>> BEGIN

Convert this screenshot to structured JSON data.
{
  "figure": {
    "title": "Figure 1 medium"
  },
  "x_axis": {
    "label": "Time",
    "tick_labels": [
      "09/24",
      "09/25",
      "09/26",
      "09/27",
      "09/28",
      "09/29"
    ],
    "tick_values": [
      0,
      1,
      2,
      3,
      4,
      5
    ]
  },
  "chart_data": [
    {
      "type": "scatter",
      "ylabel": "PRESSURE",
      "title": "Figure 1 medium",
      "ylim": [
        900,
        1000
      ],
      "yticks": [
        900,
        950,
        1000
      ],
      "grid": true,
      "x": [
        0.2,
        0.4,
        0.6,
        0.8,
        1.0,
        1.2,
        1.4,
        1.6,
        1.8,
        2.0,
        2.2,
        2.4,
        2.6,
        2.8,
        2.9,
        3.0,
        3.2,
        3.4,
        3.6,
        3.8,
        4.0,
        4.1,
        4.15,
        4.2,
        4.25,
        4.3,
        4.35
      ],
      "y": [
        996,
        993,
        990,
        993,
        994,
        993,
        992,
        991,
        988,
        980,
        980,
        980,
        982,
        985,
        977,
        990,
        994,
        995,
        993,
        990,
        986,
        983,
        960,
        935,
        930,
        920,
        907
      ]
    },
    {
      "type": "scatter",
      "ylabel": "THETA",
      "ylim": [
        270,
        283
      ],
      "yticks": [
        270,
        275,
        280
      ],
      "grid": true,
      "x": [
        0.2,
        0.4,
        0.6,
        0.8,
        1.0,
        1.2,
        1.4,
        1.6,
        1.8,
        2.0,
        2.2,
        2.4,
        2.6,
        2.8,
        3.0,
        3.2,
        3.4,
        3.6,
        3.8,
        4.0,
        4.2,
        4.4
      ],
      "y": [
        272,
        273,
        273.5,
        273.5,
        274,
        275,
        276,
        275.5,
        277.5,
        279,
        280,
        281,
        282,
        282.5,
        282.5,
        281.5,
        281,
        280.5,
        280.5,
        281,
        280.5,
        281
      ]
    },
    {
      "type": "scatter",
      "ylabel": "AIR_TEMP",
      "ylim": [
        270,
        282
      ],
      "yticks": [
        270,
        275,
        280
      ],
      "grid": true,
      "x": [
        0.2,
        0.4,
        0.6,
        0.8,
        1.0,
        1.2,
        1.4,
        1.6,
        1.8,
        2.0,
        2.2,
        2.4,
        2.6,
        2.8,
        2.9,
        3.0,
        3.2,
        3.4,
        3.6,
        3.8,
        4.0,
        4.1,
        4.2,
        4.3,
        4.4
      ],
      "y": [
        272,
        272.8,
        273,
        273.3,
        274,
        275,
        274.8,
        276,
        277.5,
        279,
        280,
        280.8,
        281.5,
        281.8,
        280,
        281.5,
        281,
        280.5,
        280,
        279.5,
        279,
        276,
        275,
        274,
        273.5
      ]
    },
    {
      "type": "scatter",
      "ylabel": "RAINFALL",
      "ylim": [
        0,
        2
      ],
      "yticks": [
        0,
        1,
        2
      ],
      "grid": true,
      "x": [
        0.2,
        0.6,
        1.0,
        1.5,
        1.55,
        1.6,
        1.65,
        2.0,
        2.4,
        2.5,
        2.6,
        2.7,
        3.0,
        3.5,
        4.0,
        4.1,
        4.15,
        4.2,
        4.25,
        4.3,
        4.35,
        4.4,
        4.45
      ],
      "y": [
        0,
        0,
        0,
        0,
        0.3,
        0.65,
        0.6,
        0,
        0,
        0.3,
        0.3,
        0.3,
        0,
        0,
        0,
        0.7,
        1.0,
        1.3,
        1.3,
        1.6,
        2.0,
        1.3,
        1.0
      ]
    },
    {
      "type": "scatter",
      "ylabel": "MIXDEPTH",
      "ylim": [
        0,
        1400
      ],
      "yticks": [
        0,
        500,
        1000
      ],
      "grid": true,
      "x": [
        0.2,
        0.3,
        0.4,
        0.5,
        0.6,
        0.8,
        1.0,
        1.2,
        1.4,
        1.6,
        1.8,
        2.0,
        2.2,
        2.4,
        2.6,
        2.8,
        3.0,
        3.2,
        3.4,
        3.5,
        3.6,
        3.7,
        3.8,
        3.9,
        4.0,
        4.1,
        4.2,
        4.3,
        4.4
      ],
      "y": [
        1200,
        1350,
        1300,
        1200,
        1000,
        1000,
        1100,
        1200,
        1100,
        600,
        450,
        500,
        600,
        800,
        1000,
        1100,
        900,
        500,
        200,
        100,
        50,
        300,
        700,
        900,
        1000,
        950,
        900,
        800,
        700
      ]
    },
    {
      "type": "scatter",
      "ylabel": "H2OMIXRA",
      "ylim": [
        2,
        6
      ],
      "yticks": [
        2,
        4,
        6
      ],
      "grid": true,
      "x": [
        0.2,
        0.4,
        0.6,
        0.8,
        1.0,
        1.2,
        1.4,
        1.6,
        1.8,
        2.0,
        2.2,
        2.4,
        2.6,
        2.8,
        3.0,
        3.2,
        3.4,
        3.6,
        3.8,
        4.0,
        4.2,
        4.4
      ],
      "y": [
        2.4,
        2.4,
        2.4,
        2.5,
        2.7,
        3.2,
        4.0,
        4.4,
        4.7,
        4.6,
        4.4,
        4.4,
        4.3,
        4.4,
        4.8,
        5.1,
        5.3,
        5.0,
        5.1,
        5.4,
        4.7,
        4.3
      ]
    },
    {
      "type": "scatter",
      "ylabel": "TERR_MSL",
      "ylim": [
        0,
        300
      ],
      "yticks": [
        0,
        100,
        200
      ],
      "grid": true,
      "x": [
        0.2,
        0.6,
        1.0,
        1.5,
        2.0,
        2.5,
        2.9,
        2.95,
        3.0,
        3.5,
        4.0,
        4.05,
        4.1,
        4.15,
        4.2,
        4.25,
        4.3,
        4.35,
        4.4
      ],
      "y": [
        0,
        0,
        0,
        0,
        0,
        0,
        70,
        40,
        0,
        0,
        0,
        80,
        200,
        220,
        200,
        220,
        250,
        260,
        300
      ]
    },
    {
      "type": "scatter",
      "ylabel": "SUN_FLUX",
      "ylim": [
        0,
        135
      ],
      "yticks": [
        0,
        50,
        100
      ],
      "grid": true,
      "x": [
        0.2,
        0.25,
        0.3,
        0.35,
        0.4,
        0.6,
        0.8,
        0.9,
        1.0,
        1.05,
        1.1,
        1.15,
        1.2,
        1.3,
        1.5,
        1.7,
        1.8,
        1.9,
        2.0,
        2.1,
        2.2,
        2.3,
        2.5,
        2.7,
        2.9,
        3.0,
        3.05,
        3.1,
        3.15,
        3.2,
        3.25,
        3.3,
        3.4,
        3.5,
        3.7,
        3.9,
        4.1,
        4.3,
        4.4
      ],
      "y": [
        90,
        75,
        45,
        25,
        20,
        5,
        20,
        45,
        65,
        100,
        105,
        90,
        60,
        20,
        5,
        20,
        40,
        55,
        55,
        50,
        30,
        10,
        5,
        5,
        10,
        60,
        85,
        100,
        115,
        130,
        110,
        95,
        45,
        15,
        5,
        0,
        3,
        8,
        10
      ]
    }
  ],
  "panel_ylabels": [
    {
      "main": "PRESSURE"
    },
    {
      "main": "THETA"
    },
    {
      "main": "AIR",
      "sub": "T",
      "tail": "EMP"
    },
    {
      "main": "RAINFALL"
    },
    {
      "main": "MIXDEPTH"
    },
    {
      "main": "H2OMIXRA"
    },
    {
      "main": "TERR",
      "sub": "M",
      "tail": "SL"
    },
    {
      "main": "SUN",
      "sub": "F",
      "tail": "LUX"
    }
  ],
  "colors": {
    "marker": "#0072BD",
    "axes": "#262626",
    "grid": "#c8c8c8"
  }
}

>> END

Exercise requirements
Return the entries above exactly as they appear.

Written response
Convert this screenshot to structured JSON data.
{
  "figure": {
    "title": "Figure 1 medium"
  },
  "x_axis": {
    "label": "Time",
    "tick_labels": [
      "09/24",
      "09/25",
      "09/26",
      "09/27",
      "09/28",
      "09/29"
    ],
    "tick_values": [
      0,
      1,
      2,
      3,
      4,
      5
    ]
  },
  "chart_data": [
    {
      "type": "scatter",
      "ylabel": "PRESSURE",
      "title": "Figure 1 medium",
      "ylim": [
        900,
        1000
      ],
      "yticks": [
        900,
        950,
        1000
      ],
      "grid": true,
      "x": [
        0.2,
        0.4,
        0.6,
        0.8,
        1.0,
        1.2,
        1.4,
        1.6,
        1.8,
        2.0,
        2.2,
        2.4,
        2.6,
        2.8,
        2.9,
        3.0,
        3.2,
        3.4,
        3.6,
        3.8,
        4.0,
        4.1,
        4.15,
        4.2,
        4.25,
        4.3,
        4.35
      ],
      "y": [
        996,
        993,
        990,
        993,
        994,
        993,
        992,
        991,
        988,
        980,
        980,
        980,
        982,
        985,
        977,
        990,
        994,
        995,
        993,
        990,
        986,
        983,
        960,
        935,
        930,
        920,
        907
      ]
    },
    {
      "type": "scatter",
      "ylabel": "THETA",
      "ylim": [
        270,
        283
      ],
      "yticks": [
        270,
        275,
        280
      ],
      "grid": true,
      "x": [
        0.2,
        0.4,
        0.6,
        0.8,
        1.0,
        1.2,
        1.4,
        1.6,
        1.8,
        2.0,
        2.2,
        2.4,
        2.6,
        2.8,
        3.0,
        3.2,
        3.4,
        3.6,
        3.8,
        4.0,
        4.2,
        4.4
      ],
      "y": [
        272,
        273,
        273.5,
        273.5,
        274,
        275,
        276,
        275.5,
        277.5,
        279,
        280,
        281,
        282,
        282.5,
        282.5,
        281.5,
        281,
        280.5,
        280.5,
        281,
        280.5,
        281
      ]
    },
    {
      "type": "scatter",
      "ylabel": "AIR_TEMP",
      "ylim": [
        270,
        282
      ],
      "yticks": [
        270,
        275,
        280
      ],
      "grid": true,
      "x": [
        0.2,
        0.4,
        0.6,
        0.8,
        1.0,
        1.2,
        1.4,
        1.6,
        1.8,
        2.0,
        2.2,
        2.4,
        2.6,
        2.8,
        2.9,
        3.0,
        3.2,
        3.4,
        3.6,
        3.8,
        4.0,
        4.1,
        4.2,
        4.3,
        4.4
      ],
      "y": [
        272,
        272.8,
        273,
        273.3,
        274,
        275,
        274.8,
        276,
        277.5,
        279,
        280,
        280.8,
        281.5,
        281.8,
        280,
        281.5,
        281,
        280.5,
        280,
        279.5,
        279,
        276,
        275,
        274,
        273.5
      ]
    },
    {
      "type": "scatter",
      "ylabel": "RAINFALL",
      "ylim": [
        0,
        2
      ],
      "yticks": [
        0,
        1,
        2
      ],
      "grid": true,
      "x": [
        0.2,
        0.6,
        1.0,
        1.5,
        1.55,
        1.6,
        1.65,
        2.0,
        2.4,
        2.5,
        2.6,
        2.7,
        3.0,
        3.5,
        4.0,
        4.1,
        4.15,
        4.2,
        4.25,
        4.3,
        4.35,
        4.4,
        4.45
      ],
      "y": [
        0,
        0,
        0,
        0,
        0.3,
        0.65,
        0.6,
        0,
        0,
        0.3,
        0.3,
        0.3,
        0,
        0,
        0,
        0.7,
        1.0,
        1.3,
        1.3,
        1.6,
        2.0,
        1.3,
        1.0
      ]
    },
    {
      "type": "scatter",
      "ylabel": "MIXDEPTH",
      "ylim": [
        0,
        1400
      ],
      "yticks": [
        0,
        500,
        1000
      ],
      "grid": true,
      "x": [
        0.2,
        0.3,
        0.4,
        0.5,
        0.6,
        0.8,
        1.0,
        1.2,
        1.4,
        1.6,
        1.8,
        2.0,
        2.2,
        2.4,
        2.6,
        2.8,
        3.0,
        3.2,
        3.4,
        3.5,
        3.6,
        3.7,
        3.8,
        3.9,
        4.0,
        4.1,
        4.2,
        4.3,
        4.4
      ],
      "y": [
        1200,
        1350,
        1300,
        1200,
        1000,
        1000,
        1100,
        1200,
        1100,
        600,
        450,
        500,
        600,
        800,
        1000,
        1100,
        900,
        500,
        200,
        100,
        50,
        300,
        700,
        900,
        1000,
        950,
        900,
        800,
        700
      ]
    },
    {
      "type": "scatter",
      "ylabel": "H2OMIXRA",
      "ylim": [
        2,
        6
      ],
      "yticks": [
        2,
        4,
        6
      ],
      "grid": true,
      "x": [
        0.2,
        0.4,
        0.6,
        0.8,
        1.0,
        1.2,
        1.4,
        1.6,
        1.8,
        2.0,
        2.2,
        2.4,
        2.6,
        2.8,
        3.0,
        3.2,
        3.4,
        3.6,
        3.8,
        4.0,
        4.2,
        4.4
      ],
      "y": [
        2.4,
        2.4,
        2.4,
        2.5,
        2.7,
        3.2,
        4.0,
        4.4,
        4.7,
        4.6,
        4.4,
        4.4,
        4.3,
        4.4,
        4.8,
        5.1,
        5.3,
        5.0,
        5.1,
        5.4,
        4.7,
        4.3
      ]
    },
    {
      "type": "scatter",
      "ylabel": "TERR_MSL",
      "ylim": [
        0,
        300
      ],
      "yticks": [
        0,
        100,
        200
      ],
      "grid": true,
      "x": [
        0.2,
        0.6,
        1.0,
        1.5,
        2.0,
        2.5,
        2.9,
        2.95,
        3.0,
        3.5,
        4.0,
        4.05,
        4.1,
        4.15,
        4.2,
        4.25,
        4.3,
        4.35,
        4.4
      ],
      "y": [
        0,
        0,
        0,
        0,
        0,
        0,
        70,
        40,
        0,
        0,
        0,
        80,
        200,
        220,
        200,
        220,
        250,
        260,
        300
      ]
    },
    {
      "type": "scatter",
      "ylabel": "SUN_FLUX",
      "ylim": [
        0,
        135
      ],
      "yticks": [
        0,
        50,
        100
      ],
      "grid": true,
      "x": [
        0.2,
        0.25,
        0.3,
        0.35,
        0.4,
        0.6,
        0.8,
        0.9,
        1.0,
        1.05,
        1.1,
        1.15,
        1.2,
        1.3,
        1.5,
        1.7,
        1.8,
        1.9,
        2.0,
        2.1,
        2.2,
        2.3,
        2.5,
        2.7,
        2.9,
        3.0,
        3.05,
        3.1,
        3.15,
        3.2,
        3.25,
        3.3,
        3.4,
        3.5,
        3.7,
        3.9,
        4.1,
        4.3,
        4.4
      ],
      "y": [
        90,
        75,
        45,
        25,
        20,
        5,
        20,
        45,
        65,
        100,
        105,
        90,
        60,
        20,
        5,
        20,
        40,
        55,
        55,
        50,
        30,
        10,
        5,
        5,
        10,
        60,
        85,
        100,
        115,
        130,
        110,
        95,
        45,
        15,
        5,
        0,
        3,
        8,
        10
      ]
    }
  ],
  "panel_ylabels": [
    {
      "main": "PRESSURE"
    },
    {
      "main": "THETA"
    },
    {
      "main": "AIR",
      "sub": "T",
      "tail": "EMP"
    },
    {
      "main": "RAINFALL"
    },
    {
      "main": "MIXDEPTH"
    },
    {
      "main": "H2OMIXRA"
    },
    {
      "main": "TERR",
      "sub": "M",
      "tail": "SL"
    },
    {
      "main": "SUN",
      "sub": "F",
      "tail": "LUX"
    }
  ],
  "colors": {
    "marker": "#0072BD",
    "axes": "#262626",
    "grid": "#c8c8c8"
  }
}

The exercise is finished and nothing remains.